§ **What the task requires**
Although the records contain pictures, only their text should be repeated, exactly as it stands.

*** Block opens ***

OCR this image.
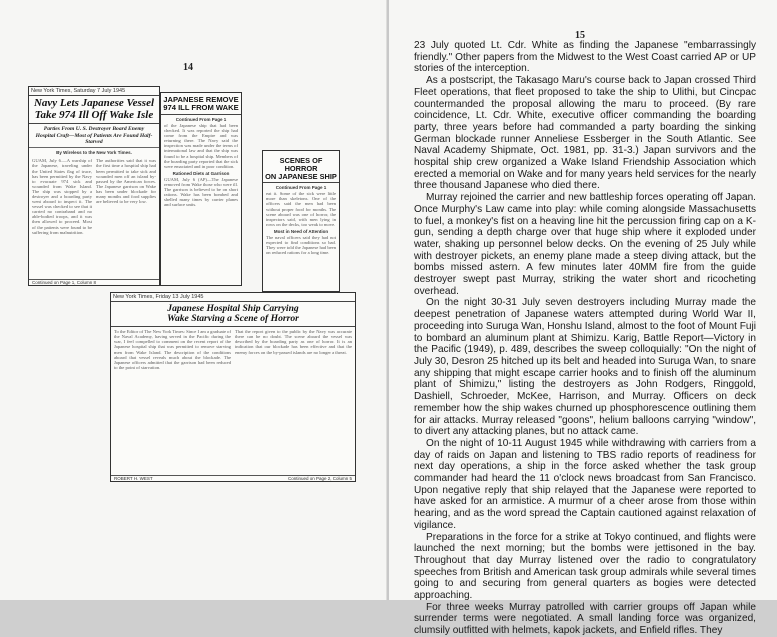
14
New York Times, Saturday 7 July 1945
Navy Lets Japanese Vessel
Take 974 Ill Off Wake Isle
Parties From U. S. Destroyer Board Enemy Hospital Craft—Most of Patients Are Found Half-Starved
By Wireless to the New York Times.
GUAM, July 6.—A warship of the Japanese, traveling under the United States flag of truce, has been permitted by the Navy to evacuate 974 sick and wounded from Wake Island. The ship was stopped by a destroyer and a boarding party went aboard to inspect it. The vessel was checked to see that it carried no contraband and no able-bodied troops, and it was then allowed to proceed. Most of the patients were found to be suffering from malnutrition.
The authorities said that it was the first time a hospital ship had been permitted to take sick and wounded men off an island by-passed by the American forces. The Japanese garrison on Wake has been under blockade for many months and food supplies are believed to be very low.
Continued on Page 1, Column 8
JAPANESE REMOVE
974 ILL FROM WAKE
Continued From Page 1
of the Japanese ship that had been checked. It was reported the ship had come from the Empire and was returning there. The Navy said the inspection was made under the terms of international law and that the ship was found to be a hospital ship. Members of the boarding party reported that the sick were emaciated and in poor condition.
Rationed Diets at Garrison
GUAM, July 6 (AP)—The Japanese removed from Wake those who were ill. The garrison is believed to be on short rations. Wake has been bombed and shelled many times by carrier planes and surface units.
SCENES OF HORROR
ON JAPANESE SHIP
Continued From Page 1
eat it. Some of the sick were little more than skeletons. One of the officers said the men had been without proper food for months. The scene aboard was one of horror, the inspectors said, with men lying in rows on the decks, too weak to move.
Most in Need of Attention
The naval officers said they had not expected to find conditions so bad. They were told the Japanese had been on reduced rations for a long time.
New York Times, Friday 13 July 1945
Japanese Hospital Ship Carrying
Wake Starving a Scene of Horror
To the Editor of The New York Times: Since I am a graduate of the Naval Academy, having served in the Pacific during the war, I feel compelled to comment on the recent report of the Japanese hospital ship that was permitted to remove starving men from Wake Island. The description of the conditions aboard that vessel reveals much about the blockade. The Japanese officers admitted that the garrison had been reduced to the point of starvation.
That the report given to the public by the Navy was accurate there can be no doubt. The scene aboard the vessel was described by the boarding party as one of horror. It is an indication that our blockade has been effective and that the enemy forces on the by-passed islands are no longer a threat.
ROBERT H. WEST	Continued on Page 2, Column 5
15

23 July quoted Lt. Cdr. White as finding the Japanese "embarrassingly friendly." Other papers from the Midwest to the West Coast carried AP or UP stories of the interception.

As a postscript, the Takasago Maru's course back to Japan crossed Third Fleet operations, that fleet proposed to take the ship to Ulithi, but Cincpac countermanded the proposal allowing the maru to proceed. (By rare coincidence, Lt. Cdr. White, executive officer commanding the boarding party, three years before had commanded a party boarding the sinking German blockade runner Anneliese Essberger in the South Atlantic. See Naval Academy Shipmate, Oct. 1981, pp. 31-3.) Japan survivors and the hospital ship crew organized a Wake Island Friendship Association which erected a memorial on Wake and for many years held services for the nearly three thousand Japanese who died there.

Murray rejoined the carrier and new battleship forces operating off Japan. Once Murphy's Law came into play: while coming alongside Massachusetts to fuel, a monkey's fist on a heaving line hit the percussion firing cap on a K-gun, sending a depth charge over that huge ship where it exploded under water, shaking up personnel below decks. On the evening of 25 July while with destroyer pickets, an enemy plane made a steep diving attack, but the bombs missed astern. A few minutes later 40MM fire from the guide destroyer swept past Murray, striking the water short and ricocheting overhead.

On the night 30-31 July seven destroyers including Murray made the deepest penetration of Japanese waters attempted during World War II, proceeding into Suruga Wan, Honshu Island, almost to the foot of Mount Fuji to bombard an aluminum plant at Shimizu. Karig, Battle Report—Victory in the Pacific (1949), p. 489, describes the sweep colloquially: "On the night of July 30, Desron 25 hitched up its belt and headed into Suruga Wan, to snare any shipping that might escape carrier hooks and to finish off the aluminum plant of Shimizu," listing the destroyers as John Rodgers, Ringgold, Dashiell, Schroeder, McKee, Harrison, and Murray. Officers on deck remember how the ship wakes churned up phosphorescence outlining them for air attacks. Murray released "goons", helium balloons carrying "window", to divert any attacking planes, but no attack came.

On the night of 10-11 August 1945 while withdrawing with carriers from a day of raids on Japan and listening to TBS radio reports of readiness for next day operations, a ship in the force asked whether the task group commander had heard the 11 o'clock news broadcast from San Francisco. Upon negative reply that ship relayed that the Japanese were reported to have asked for an armistice. A murmur of a cheer arose from those within hearing, and as the word spread the Captain cautioned against relaxation of vigilance.

Preparations in the force for a strike at Tokyo continued, and flights were launched the next morning; but the bombs were jettisoned in the bay. Throughout that day Murray listened over the radio to congratulatory speeches from British and American task group admirals while several times going to and securing from general quarters as bogies were detected approaching.

For three weeks Murray patrolled with carrier groups off Japan while surrender terms were negotiated. A small landing force was organized, clumsily outfitted with helmets, kapok jackets, and Enfield rifles. They
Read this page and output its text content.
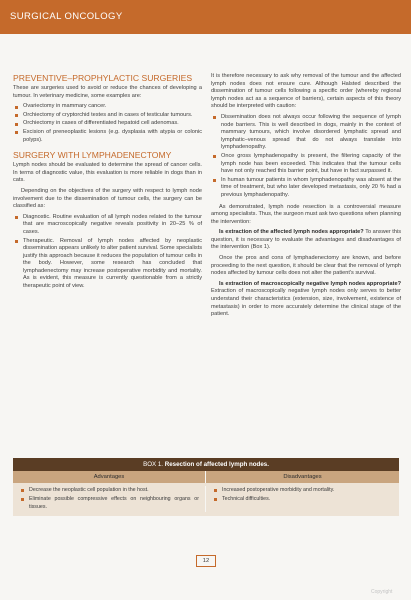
SURGICAL ONCOLOGY
PREVENTIVE–PROPHYLACTIC SURGERIES

These are surgeries used to avoid or reduce the chances of developing a tumour. In veterinary medicine, some examples are:

Ovariectomy in mammary cancer.
Orchiectomy of cryptorchid testes and in cases of testicular tumours.
Orchiectomy in cases of differentiated hepatoid cell adenomas.
Excision of preneoplastic lesions (e.g. dysplasia with atypia or colonic polyps).
SURGERY WITH LYMPHADENECTOMY

Lymph nodes should be evaluated to determine the spread of cancer cells. In terms of diagnostic value, this evaluation is more reliable in dogs than in cats.

Depending on the objectives of the surgery with respect to lymph node involvement due to the dissemination of tumour cells, the surgery can be classified as:

Diagnostic. Routine evaluation of all lymph nodes related to the tumour that are macroscopically negative reveals positivity in 20–25 % of cases.
Therapeutic. Removal of lymph nodes affected by neoplastic dissemination appears unlikely to alter patient survival. Some specialists justify this approach because it reduces the population of tumour cells in the body. However, some research has concluded that lymphadenectomy may increase postoperative morbidity and mortality. As is evident, this measure is currently questionable from a strictly therapeutic point of view.

It is therefore necessary to ask why removal of the tumour and the affected lymph nodes does not ensure cure. Although Halsted described the dissemination of tumour cells following a specific order (whereby regional lymph nodes act as a sequence of barriers), certain aspects of this theory should be interpreted with caution:

Dissemination does not always occur following the sequence of lymph node barriers. This is well described in dogs, mainly in the context of mammary tumours, which involve disordered lymphatic spread and lymphatic–venous spread that do not always translate into lymphadenopathy.
Once gross lymphadenopathy is present, the filtering capacity of the lymph node has been exceeded. This indicates that the tumour cells have not only reached this barrier point, but have in fact surpassed it.
In human tumour patients in whom lymphadenopathy was absent at the time of treatment, but who later developed metastasis, only 20 % had a previous lymphadenopathy.

As demonstrated, lymph node resection is a controversial measure among specialists. Thus, the surgeon must ask two questions when planning the intervention:

Is extraction of the affected lymph nodes appropriate? To answer this question, it is necessary to evaluate the advantages and disadvantages of the intervention (Box 1).

Once the pros and cons of lymphadenectomy are known, and before proceeding to the next question, it should be clear that the removal of lymph nodes affected by tumour cells does not alter the patient's survival.

Is extraction of macroscopically negative lymph nodes appropriate? Extraction of macroscopically negative lymph nodes only serves to better understand their characteristics (extension, size, involvement, existence of metastasis) in order to more accurately determine the clinical stage of the patient.

BOX 1. Resection of affected lymph nodes.
Advantages	Disadvantages
Decrease the neoplastic cell population in the host.
Eliminate possible compressive effects on neighbouring organs or tissues.
Increased postoperative morbidity and mortality.
Technical difficulties.
12
Copyright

*** Block closes ***

§ **Completed task**
OCR this image.
14
New York Times, Saturday 7 July 1945
Navy Lets Japanese Vessel
Take 974 Ill Off Wake Isle
Parties From U. S. Destroyer Board Enemy Hospital Craft—Most of Patients Are Found Half-Starved
By Wireless to the New York Times.
GUAM, July 6.—A warship of the Japanese, traveling under the United States flag of truce, has been permitted by the Navy to evacuate 974 sick and wounded from Wake Island. The ship was stopped by a destroyer and a boarding party went aboard to inspect it. The vessel was checked to see that it carried no contraband and no able-bodied troops, and it was then allowed to proceed. Most of the patients were found to be suffering from malnutrition.
The authorities said that it was the first time a hospital ship had been permitted to take sick and wounded men off an island by-passed by the American forces. The Japanese garrison on Wake has been under blockade for many months and food supplies are believed to be very low.
Continued on Page 1, Column 8
JAPANESE REMOVE
974 ILL FROM WAKE
Continued From Page 1
of the Japanese ship that had been checked. It was reported the ship had come from the Empire and was returning there. The Navy said the inspection was made under the terms of international law and that the ship was found to be a hospital ship. Members of the boarding party reported that the sick were emaciated and in poor condition.
Rationed Diets at Garrison
GUAM, July 6 (AP)—The Japanese removed from Wake those who were ill. The garrison is believed to be on short rations. Wake has been bombed and shelled many times by carrier planes and surface units.
SCENES OF HORROR
ON JAPANESE SHIP
Continued From Page 1
eat it. Some of the sick were little more than skeletons. One of the officers said the men had been without proper food for months. The scene aboard was one of horror, the inspectors said, with men lying in rows on the decks, too weak to move.
Most in Need of Attention
The naval officers said they had not expected to find conditions so bad. They were told the Japanese had been on reduced rations for a long time.
New York Times, Friday 13 July 1945
Japanese Hospital Ship Carrying
Wake Starving a Scene of Horror
To the Editor of The New York Times: Since I am a graduate of the Naval Academy, having served in the Pacific during the war, I feel compelled to comment on the recent report of the Japanese hospital ship that was permitted to remove starving men from Wake Island. The description of the conditions aboard that vessel reveals much about the blockade. The Japanese officers admitted that the garrison had been reduced to the point of starvation.
That the report given to the public by the Navy was accurate there can be no doubt. The scene aboard the vessel was described by the boarding party as one of horror. It is an indication that our blockade has been effective and that the enemy forces on the by-passed islands are no longer a threat.
ROBERT H. WEST	Continued on Page 2, Column 5
15

23 July quoted Lt. Cdr. White as finding the Japanese "embarrassingly friendly." Other papers from the Midwest to the West Coast carried AP or UP stories of the interception.

As a postscript, the Takasago Maru's course back to Japan crossed Third Fleet operations, that fleet proposed to take the ship to Ulithi, but Cincpac countermanded the proposal allowing the maru to proceed. (By rare coincidence, Lt. Cdr. White, executive officer commanding the boarding party, three years before had commanded a party boarding the sinking German blockade runner Anneliese Essberger in the South Atlantic. See Naval Academy Shipmate, Oct. 1981, pp. 31-3.) Japan survivors and the hospital ship crew organized a Wake Island Friendship Association which erected a memorial on Wake and for many years held services for the nearly three thousand Japanese who died there.

Murray rejoined the carrier and new battleship forces operating off Japan. Once Murphy's Law came into play: while coming alongside Massachusetts to fuel, a monkey's fist on a heaving line hit the percussion firing cap on a K-gun, sending a depth charge over that huge ship where it exploded under water, shaking up personnel below decks. On the evening of 25 July while with destroyer pickets, an enemy plane made a steep diving attack, but the bombs missed astern. A few minutes later 40MM fire from the guide destroyer swept past Murray, striking the water short and ricocheting overhead.

On the night 30-31 July seven destroyers including Murray made the deepest penetration of Japanese waters attempted during World War II, proceeding into Suruga Wan, Honshu Island, almost to the foot of Mount Fuji to bombard an aluminum plant at Shimizu. Karig, Battle Report—Victory in the Pacific (1949), p. 489, describes the sweep colloquially: "On the night of July 30, Desron 25 hitched up its belt and headed into Suruga Wan, to snare any shipping that might escape carrier hooks and to finish off the aluminum plant of Shimizu," listing the destroyers as John Rodgers, Ringgold, Dashiell, Schroeder, McKee, Harrison, and Murray. Officers on deck remember how the ship wakes churned up phosphorescence outlining them for air attacks. Murray released "goons", helium balloons carrying "window", to divert any attacking planes, but no attack came.

On the night of 10-11 August 1945 while withdrawing with carriers from a day of raids on Japan and listening to TBS radio reports of readiness for next day operations, a ship in the force asked whether the task group commander had heard the 11 o'clock news broadcast from San Francisco. Upon negative reply that ship relayed that the Japanese were reported to have asked for an armistice. A murmur of a cheer arose from those within hearing, and as the word spread the Captain cautioned against relaxation of vigilance.

Preparations in the force for a strike at Tokyo continued, and flights were launched the next morning; but the bombs were jettisoned in the bay. Throughout that day Murray listened over the radio to congratulatory speeches from British and American task group admirals while several times going to and securing from general quarters as bogies were detected approaching.

For three weeks Murray patrolled with carrier groups off Japan while surrender terms were negotiated. A small landing force was organized, clumsily outfitted with helmets, kapok jackets, and Enfield rifles. They
Read this page and output its text content.
SURGICAL ONCOLOGY
PREVENTIVE–PROPHYLACTIC SURGERIES

These are surgeries used to avoid or reduce the chances of developing a tumour. In veterinary medicine, some examples are:

Ovariectomy in mammary cancer.
Orchiectomy of cryptorchid testes and in cases of testicular tumours.
Orchiectomy in cases of differentiated hepatoid cell adenomas.
Excision of preneoplastic lesions (e.g. dysplasia with atypia or colonic polyps).
SURGERY WITH LYMPHADENECTOMY

Lymph nodes should be evaluated to determine the spread of cancer cells. In terms of diagnostic value, this evaluation is more reliable in dogs than in cats.

Depending on the objectives of the surgery with respect to lymph node involvement due to the dissemination of tumour cells, the surgery can be classified as:

Diagnostic. Routine evaluation of all lymph nodes related to the tumour that are macroscopically negative reveals positivity in 20–25 % of cases.
Therapeutic. Removal of lymph nodes affected by neoplastic dissemination appears unlikely to alter patient survival. Some specialists justify this approach because it reduces the population of tumour cells in the body. However, some research has concluded that lymphadenectomy may increase postoperative morbidity and mortality. As is evident, this measure is currently questionable from a strictly therapeutic point of view.

It is therefore necessary to ask why removal of the tumour and the affected lymph nodes does not ensure cure. Although Halsted described the dissemination of tumour cells following a specific order (whereby regional lymph nodes act as a sequence of barriers), certain aspects of this theory should be interpreted with caution:

Dissemination does not always occur following the sequence of lymph node barriers. This is well described in dogs, mainly in the context of mammary tumours, which involve disordered lymphatic spread and lymphatic–venous spread that do not always translate into lymphadenopathy.
Once gross lymphadenopathy is present, the filtering capacity of the lymph node has been exceeded. This indicates that the tumour cells have not only reached this barrier point, but have in fact surpassed it.
In human tumour patients in whom lymphadenopathy was absent at the time of treatment, but who later developed metastasis, only 20 % had a previous lymphadenopathy.

As demonstrated, lymph node resection is a controversial measure among specialists. Thus, the surgeon must ask two questions when planning the intervention:

Is extraction of the affected lymph nodes appropriate? To answer this question, it is necessary to evaluate the advantages and disadvantages of the intervention (Box 1).

Once the pros and cons of lymphadenectomy are known, and before proceeding to the next question, it should be clear that the removal of lymph nodes affected by tumour cells does not alter the patient's survival.

Is extraction of macroscopically negative lymph nodes appropriate? Extraction of macroscopically negative lymph nodes only serves to better understand their characteristics (extension, size, involvement, existence of metastasis) in order to more accurately determine the clinical stage of the patient.

BOX 1. Resection of affected lymph nodes.
Advantages	Disadvantages
Decrease the neoplastic cell population in the host.
Eliminate possible compressive effects on neighbouring organs or tissues.
Increased postoperative morbidity and mortality.
Technical difficulties.
12
Copyright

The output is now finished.